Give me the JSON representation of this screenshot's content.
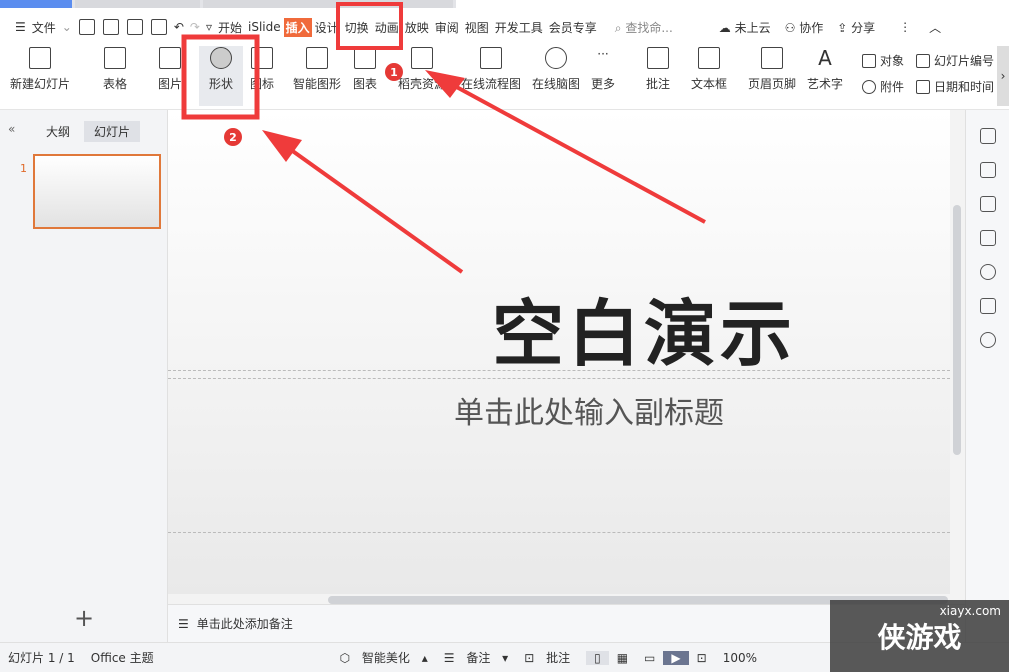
{
  "menubar": {
    "file": "文件",
    "tabs": [
      "开始",
      "iSlide",
      "插入",
      "设计",
      "切换",
      "动画",
      "放映",
      "审阅",
      "视图",
      "开发工具",
      "会员专享"
    ],
    "active_tab": "插入",
    "search": "查找命...",
    "cloud": "未上云",
    "collab": "协作",
    "share": "分享"
  },
  "ribbon": {
    "new_slide": "新建幻灯片",
    "table": "表格",
    "picture": "图片",
    "shape": "形状",
    "icon": "图标",
    "smartart": "智能图形",
    "chart": "图表",
    "resources": "稻壳资源",
    "flowchart": "在线流程图",
    "mindmap": "在线脑图",
    "more": "更多",
    "comment": "批注",
    "textbox": "文本框",
    "header_footer": "页眉页脚",
    "wordart": "艺术字",
    "object": "对象",
    "attachment": "附件",
    "slide_number": "幻灯片编号",
    "datetime": "日期和时间"
  },
  "left_panel": {
    "outline": "大纲",
    "slides": "幻灯片",
    "slide_num": "1",
    "add": "+"
  },
  "slide": {
    "title": "空白演示",
    "subtitle": "单击此处输入副标题"
  },
  "notes": {
    "placeholder": "单击此处添加备注"
  },
  "status": {
    "slide": "幻灯片 1 / 1",
    "theme": "Office 主题",
    "beautify": "智能美化",
    "notes": "备注",
    "comment": "批注",
    "zoom": "100%"
  },
  "annotations": {
    "label1": "1",
    "label2": "2",
    "color": "#ef3b3b"
  },
  "watermark": {
    "site": "xiayx.com",
    "text": "侠游戏"
  }
}
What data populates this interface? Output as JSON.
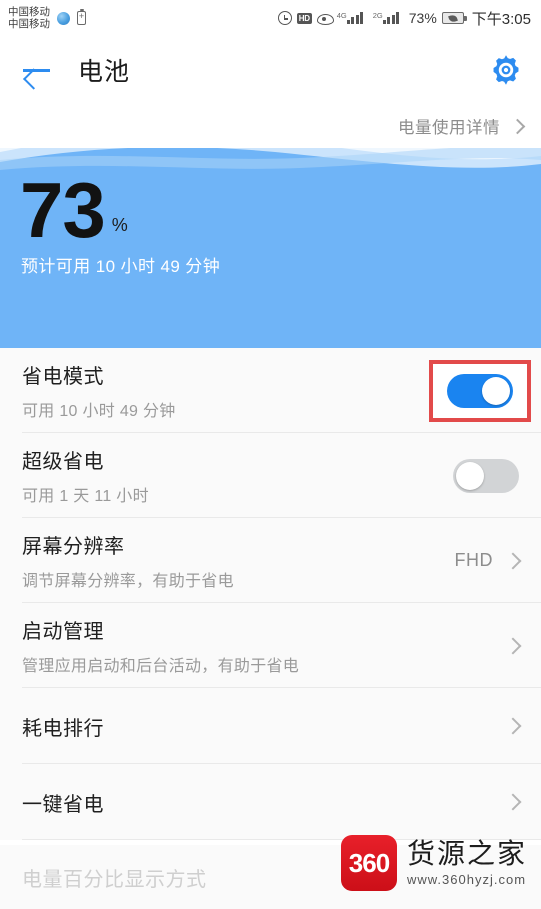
{
  "statusbar": {
    "carrier_line1": "中国移动",
    "carrier_line2": "中国移动",
    "icons": [
      "globe-icon",
      "charging-battery-icon",
      "alarm-icon",
      "hd-icon",
      "eye-icon",
      "signal-4g-icon",
      "signal-2g-icon"
    ],
    "signal_4g_label": "4G",
    "signal_2g_label": "2G",
    "battery_percent": "73%",
    "battery_icon": "battery-saver-leaf-icon",
    "clock": "下午3:05"
  },
  "appbar": {
    "back_icon": "back-arrow-icon",
    "title": "电池",
    "settings_icon": "gear-icon"
  },
  "detail_link": {
    "label": "电量使用详情",
    "chevron": "chevron-right-icon"
  },
  "battery_panel": {
    "level": "73",
    "percent_sign": "%",
    "estimate": "预计可用 10 小时 49 分钟",
    "bg_color": "#6fb4f7",
    "wave_color_light": "#eaf4fd",
    "wave_color_mid": "#9ccdf9"
  },
  "settings": {
    "rows": [
      {
        "title": "省电模式",
        "subtitle": "可用 10 小时 49 分钟",
        "control": "toggle",
        "toggle_state": "on",
        "highlighted": true,
        "accent": "#1a84f0"
      },
      {
        "title": "超级省电",
        "subtitle": "可用 1 天 11 小时",
        "control": "toggle",
        "toggle_state": "off",
        "highlighted": false
      },
      {
        "title": "屏幕分辨率",
        "subtitle": "调节屏幕分辨率，有助于省电",
        "control": "value-chevron",
        "value": "FHD"
      },
      {
        "title": "启动管理",
        "subtitle": "管理应用启动和后台活动，有助于省电",
        "control": "chevron"
      },
      {
        "title": "耗电排行",
        "subtitle": "",
        "control": "chevron"
      },
      {
        "title": "一键省电",
        "subtitle": "",
        "control": "chevron"
      }
    ],
    "footer_row_title": "电量百分比显示方式"
  },
  "watermark": {
    "logo_text": "360",
    "brand": "货源之家",
    "url": "www.360hyzj.com",
    "logo_color": "#d81420"
  }
}
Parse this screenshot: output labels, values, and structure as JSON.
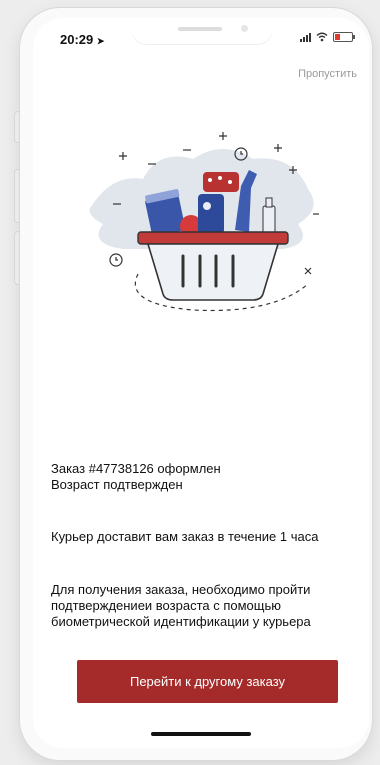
{
  "status_bar": {
    "time": "20:29"
  },
  "header": {
    "skip_label": "Пропустить"
  },
  "order": {
    "title": "Заказ #47738126 оформлен",
    "age_status": "Возраст подтвержден",
    "delivery_info": "Курьер доставит вам заказ в течение 1 часа",
    "biometric_note": "Для получения заказа, необходимо пройти подтверждениеи возраста с помощью биометрической идентификации у курьера"
  },
  "cta": {
    "label": "Перейти к другому заказу"
  },
  "colors": {
    "accent": "#a52a2a",
    "basket": "#c23b3b",
    "illustration_bg": "#dfe3ea"
  }
}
══════════
Repeat all of the records verbatim, leaving out the pictures.

Give me the JSON representation of this screenshot's content.
{
  "menubar": {
    "file": "文件",
    "tabs": [
      "开始",
      "iSlide",
      "插入",
      "设计",
      "切换",
      "动画",
      "放映",
      "审阅",
      "视图",
      "开发工具",
      "会员专享"
    ],
    "active_tab": "插入",
    "search": "查找命...",
    "cloud": "未上云",
    "collab": "协作",
    "share": "分享"
  },
  "ribbon": {
    "new_slide": "新建幻灯片",
    "table": "表格",
    "picture": "图片",
    "shape": "形状",
    "icon": "图标",
    "smartart": "智能图形",
    "chart": "图表",
    "resources": "稻壳资源",
    "flowchart": "在线流程图",
    "mindmap": "在线脑图",
    "more": "更多",
    "comment": "批注",
    "textbox": "文本框",
    "header_footer": "页眉页脚",
    "wordart": "艺术字",
    "object": "对象",
    "attachment": "附件",
    "slide_number": "幻灯片编号",
    "datetime": "日期和时间"
  },
  "left_panel": {
    "outline": "大纲",
    "slides": "幻灯片",
    "slide_num": "1",
    "add": "+"
  },
  "slide": {
    "title": "空白演示",
    "subtitle": "单击此处输入副标题"
  },
  "notes": {
    "placeholder": "单击此处添加备注"
  },
  "status": {
    "slide": "幻灯片 1 / 1",
    "theme": "Office 主题",
    "beautify": "智能美化",
    "notes": "备注",
    "comment": "批注",
    "zoom": "100%"
  },
  "annotations": {
    "label1": "1",
    "label2": "2",
    "color": "#ef3b3b"
  },
  "watermark": {
    "site": "xiayx.com",
    "text": "侠游戏"
  }
}
What data populates this interface? Output as JSON.
{
  "statusbar": {
    "carrier_line1": "中国移动",
    "carrier_line2": "中国移动",
    "icons": [
      "globe-icon",
      "charging-battery-icon",
      "alarm-icon",
      "hd-icon",
      "eye-icon",
      "signal-4g-icon",
      "signal-2g-icon"
    ],
    "signal_4g_label": "4G",
    "signal_2g_label": "2G",
    "battery_percent": "73%",
    "battery_icon": "battery-saver-leaf-icon",
    "clock": "下午3:05"
  },
  "appbar": {
    "back_icon": "back-arrow-icon",
    "title": "电池",
    "settings_icon": "gear-icon"
  },
  "detail_link": {
    "label": "电量使用详情",
    "chevron": "chevron-right-icon"
  },
  "battery_panel": {
    "level": "73",
    "percent_sign": "%",
    "estimate": "预计可用 10 小时 49 分钟",
    "bg_color": "#6fb4f7",
    "wave_color_light": "#eaf4fd",
    "wave_color_mid": "#9ccdf9"
  },
  "settings": {
    "rows": [
      {
        "title": "省电模式",
        "subtitle": "可用 10 小时 49 分钟",
        "control": "toggle",
        "toggle_state": "on",
        "highlighted": true,
        "accent": "#1a84f0"
      },
      {
        "title": "超级省电",
        "subtitle": "可用 1 天 11 小时",
        "control": "toggle",
        "toggle_state": "off",
        "highlighted": false
      },
      {
        "title": "屏幕分辨率",
        "subtitle": "调节屏幕分辨率，有助于省电",
        "control": "value-chevron",
        "value": "FHD"
      },
      {
        "title": "启动管理",
        "subtitle": "管理应用启动和后台活动，有助于省电",
        "control": "chevron"
      },
      {
        "title": "耗电排行",
        "subtitle": "",
        "control": "chevron"
      },
      {
        "title": "一键省电",
        "subtitle": "",
        "control": "chevron"
      }
    ],
    "footer_row_title": "电量百分比显示方式"
  },
  "watermark": {
    "logo_text": "360",
    "brand": "货源之家",
    "url": "www.360hyzj.com",
    "logo_color": "#d81420"
  }
}
Parse this screenshot: output labels, values, and structure as JSON.
{
  "status_bar": {
    "time": "20:29"
  },
  "header": {
    "skip_label": "Пропустить"
  },
  "order": {
    "title": "Заказ #47738126 оформлен",
    "age_status": "Возраст подтвержден",
    "delivery_info": "Курьер доставит вам заказ в течение 1 часа",
    "biometric_note": "Для получения заказа, необходимо пройти подтверждениеи возраста с помощью биометрической идентификации у курьера"
  },
  "cta": {
    "label": "Перейти к другому заказу"
  },
  "colors": {
    "accent": "#a52a2a",
    "basket": "#c23b3b",
    "illustration_bg": "#dfe3ea"
  }
}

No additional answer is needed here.